**WORK INSTRUCTIONS:** Exact reproduction is required for all entries.

Stored items

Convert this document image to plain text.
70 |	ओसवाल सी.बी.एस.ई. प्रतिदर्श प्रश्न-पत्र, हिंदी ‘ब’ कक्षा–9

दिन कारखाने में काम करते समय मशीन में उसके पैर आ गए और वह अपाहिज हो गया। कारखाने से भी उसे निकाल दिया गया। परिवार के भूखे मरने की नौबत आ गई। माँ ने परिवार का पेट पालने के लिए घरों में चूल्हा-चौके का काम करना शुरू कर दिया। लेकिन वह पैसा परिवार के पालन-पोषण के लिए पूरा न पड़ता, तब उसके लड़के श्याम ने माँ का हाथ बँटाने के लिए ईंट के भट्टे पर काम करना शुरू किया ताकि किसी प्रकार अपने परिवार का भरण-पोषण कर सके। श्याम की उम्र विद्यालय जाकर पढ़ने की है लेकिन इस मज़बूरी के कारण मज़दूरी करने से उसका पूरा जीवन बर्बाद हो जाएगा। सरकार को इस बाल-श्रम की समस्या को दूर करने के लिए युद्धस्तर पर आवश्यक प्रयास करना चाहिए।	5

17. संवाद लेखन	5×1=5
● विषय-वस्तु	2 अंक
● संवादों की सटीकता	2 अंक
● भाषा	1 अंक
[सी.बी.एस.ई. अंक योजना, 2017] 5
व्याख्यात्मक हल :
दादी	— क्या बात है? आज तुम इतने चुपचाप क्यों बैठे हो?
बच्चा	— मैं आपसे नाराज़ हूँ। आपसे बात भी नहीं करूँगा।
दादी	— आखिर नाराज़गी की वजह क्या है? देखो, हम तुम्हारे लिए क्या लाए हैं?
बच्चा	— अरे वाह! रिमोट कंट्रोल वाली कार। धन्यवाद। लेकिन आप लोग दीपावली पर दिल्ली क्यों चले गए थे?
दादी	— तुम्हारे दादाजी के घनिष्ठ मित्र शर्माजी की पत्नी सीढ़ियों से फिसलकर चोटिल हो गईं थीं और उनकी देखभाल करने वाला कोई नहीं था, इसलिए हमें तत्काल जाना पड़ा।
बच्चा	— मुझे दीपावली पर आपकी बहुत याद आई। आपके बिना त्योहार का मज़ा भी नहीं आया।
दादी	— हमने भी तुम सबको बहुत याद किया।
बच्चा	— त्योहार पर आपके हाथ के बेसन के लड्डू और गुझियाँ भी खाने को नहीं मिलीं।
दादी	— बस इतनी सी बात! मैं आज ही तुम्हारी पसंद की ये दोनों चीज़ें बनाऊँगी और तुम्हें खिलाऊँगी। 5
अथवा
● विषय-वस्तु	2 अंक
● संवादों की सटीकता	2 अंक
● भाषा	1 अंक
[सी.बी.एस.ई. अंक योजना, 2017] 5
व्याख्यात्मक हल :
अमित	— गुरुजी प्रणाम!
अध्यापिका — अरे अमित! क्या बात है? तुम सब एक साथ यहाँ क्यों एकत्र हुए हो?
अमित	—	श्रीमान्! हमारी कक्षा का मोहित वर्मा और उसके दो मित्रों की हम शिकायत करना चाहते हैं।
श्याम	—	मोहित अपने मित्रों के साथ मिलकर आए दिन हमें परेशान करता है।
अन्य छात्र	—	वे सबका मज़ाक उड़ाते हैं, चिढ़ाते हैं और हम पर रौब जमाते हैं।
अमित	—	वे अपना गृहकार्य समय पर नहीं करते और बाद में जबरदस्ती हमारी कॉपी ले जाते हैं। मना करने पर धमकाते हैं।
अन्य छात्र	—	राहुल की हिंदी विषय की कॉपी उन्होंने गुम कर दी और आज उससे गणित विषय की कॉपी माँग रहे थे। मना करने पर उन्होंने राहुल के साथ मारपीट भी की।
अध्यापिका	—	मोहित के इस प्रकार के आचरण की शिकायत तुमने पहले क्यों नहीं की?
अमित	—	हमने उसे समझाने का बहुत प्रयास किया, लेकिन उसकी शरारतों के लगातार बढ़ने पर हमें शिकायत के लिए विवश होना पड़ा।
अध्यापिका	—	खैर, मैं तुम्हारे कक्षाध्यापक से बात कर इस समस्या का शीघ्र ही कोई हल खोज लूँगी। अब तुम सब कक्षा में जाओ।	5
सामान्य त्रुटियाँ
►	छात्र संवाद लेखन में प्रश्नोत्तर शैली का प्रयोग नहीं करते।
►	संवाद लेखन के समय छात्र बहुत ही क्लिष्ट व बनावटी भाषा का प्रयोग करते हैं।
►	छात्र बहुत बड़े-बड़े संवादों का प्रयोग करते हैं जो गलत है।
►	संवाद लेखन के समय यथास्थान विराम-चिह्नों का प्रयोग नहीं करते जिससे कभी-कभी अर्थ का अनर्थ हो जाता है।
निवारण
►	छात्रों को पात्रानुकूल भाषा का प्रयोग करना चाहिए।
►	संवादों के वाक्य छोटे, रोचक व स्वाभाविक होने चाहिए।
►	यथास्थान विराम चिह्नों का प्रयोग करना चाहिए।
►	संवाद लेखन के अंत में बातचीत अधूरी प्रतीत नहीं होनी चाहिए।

**TASK RESPONSE:**
Convert this document image to plain text.
70 |	ओसवाल सी.बी.एस.ई. प्रतिदर्श प्रश्न-पत्र, हिंदी ‘ब’ कक्षा–9

दिन कारखाने में काम करते समय मशीन में उसके पैर आ गए और वह अपाहिज हो गया। कारखाने से भी उसे निकाल दिया गया। परिवार के भूखे मरने की नौबत आ गई। माँ ने परिवार का पेट पालने के लिए घरों में चूल्हा-चौके का काम करना शुरू कर दिया। लेकिन वह पैसा परिवार के पालन-पोषण के लिए पूरा न पड़ता, तब उसके लड़के श्याम ने माँ का हाथ बँटाने के लिए ईंट के भट्टे पर काम करना शुरू किया ताकि किसी प्रकार अपने परिवार का भरण-पोषण कर सके। श्याम की उम्र विद्यालय जाकर पढ़ने की है लेकिन इस मज़बूरी के कारण मज़दूरी करने से उसका पूरा जीवन बर्बाद हो जाएगा। सरकार को इस बाल-श्रम की समस्या को दूर करने के लिए युद्धस्तर पर आवश्यक प्रयास करना चाहिए।	5

17. संवाद लेखन	5×1=5
● विषय-वस्तु	2 अंक
● संवादों की सटीकता	2 अंक
● भाषा	1 अंक
[सी.बी.एस.ई. अंक योजना, 2017] 5
व्याख्यात्मक हल :
दादी	— क्या बात है? आज तुम इतने चुपचाप क्यों बैठे हो?
बच्चा	— मैं आपसे नाराज़ हूँ। आपसे बात भी नहीं करूँगा।
दादी	— आखिर नाराज़गी की वजह क्या है? देखो, हम तुम्हारे लिए क्या लाए हैं?
बच्चा	— अरे वाह! रिमोट कंट्रोल वाली कार। धन्यवाद। लेकिन आप लोग दीपावली पर दिल्ली क्यों चले गए थे?
दादी	— तुम्हारे दादाजी के घनिष्ठ मित्र शर्माजी की पत्नी सीढ़ियों से फिसलकर चोटिल हो गईं थीं और उनकी देखभाल करने वाला कोई नहीं था, इसलिए हमें तत्काल जाना पड़ा।
बच्चा	— मुझे दीपावली पर आपकी बहुत याद आई। आपके बिना त्योहार का मज़ा भी नहीं आया।
दादी	— हमने भी तुम सबको बहुत याद किया।
बच्चा	— त्योहार पर आपके हाथ के बेसन के लड्डू और गुझियाँ भी खाने को नहीं मिलीं।
दादी	— बस इतनी सी बात! मैं आज ही तुम्हारी पसंद की ये दोनों चीज़ें बनाऊँगी और तुम्हें खिलाऊँगी। 5
अथवा
● विषय-वस्तु	2 अंक
● संवादों की सटीकता	2 अंक
● भाषा	1 अंक
[सी.बी.एस.ई. अंक योजना, 2017] 5
व्याख्यात्मक हल :
अमित	— गुरुजी प्रणाम!
अध्यापिका — अरे अमित! क्या बात है? तुम सब एक साथ यहाँ क्यों एकत्र हुए हो?
अमित	—	श्रीमान्! हमारी कक्षा का मोहित वर्मा और उसके दो मित्रों की हम शिकायत करना चाहते हैं।
श्याम	—	मोहित अपने मित्रों के साथ मिलकर आए दिन हमें परेशान करता है।
अन्य छात्र	—	वे सबका मज़ाक उड़ाते हैं, चिढ़ाते हैं और हम पर रौब जमाते हैं।
अमित	—	वे अपना गृहकार्य समय पर नहीं करते और बाद में जबरदस्ती हमारी कॉपी ले जाते हैं। मना करने पर धमकाते हैं।
अन्य छात्र	—	राहुल की हिंदी विषय की कॉपी उन्होंने गुम कर दी और आज उससे गणित विषय की कॉपी माँग रहे थे। मना करने पर उन्होंने राहुल के साथ मारपीट भी की।
अध्यापिका	—	मोहित के इस प्रकार के आचरण की शिकायत तुमने पहले क्यों नहीं की?
अमित	—	हमने उसे समझाने का बहुत प्रयास किया, लेकिन उसकी शरारतों के लगातार बढ़ने पर हमें शिकायत के लिए विवश होना पड़ा।
अध्यापिका	—	खैर, मैं तुम्हारे कक्षाध्यापक से बात कर इस समस्या का शीघ्र ही कोई हल खोज लूँगी। अब तुम सब कक्षा में जाओ।	5
सामान्य त्रुटियाँ
►	छात्र संवाद लेखन में प्रश्नोत्तर शैली का प्रयोग नहीं करते।
►	संवाद लेखन के समय छात्र बहुत ही क्लिष्ट व बनावटी भाषा का प्रयोग करते हैं।
►	छात्र बहुत बड़े-बड़े संवादों का प्रयोग करते हैं जो गलत है।
►	संवाद लेखन के समय यथास्थान विराम-चिह्नों का प्रयोग नहीं करते जिससे कभी-कभी अर्थ का अनर्थ हो जाता है।
निवारण
►	छात्रों को पात्रानुकूल भाषा का प्रयोग करना चाहिए।
►	संवादों के वाक्य छोटे, रोचक व स्वाभाविक होने चाहिए।
►	यथास्थान विराम चिह्नों का प्रयोग करना चाहिए।
►	संवाद लेखन के अंत में बातचीत अधूरी प्रतीत नहीं होनी चाहिए।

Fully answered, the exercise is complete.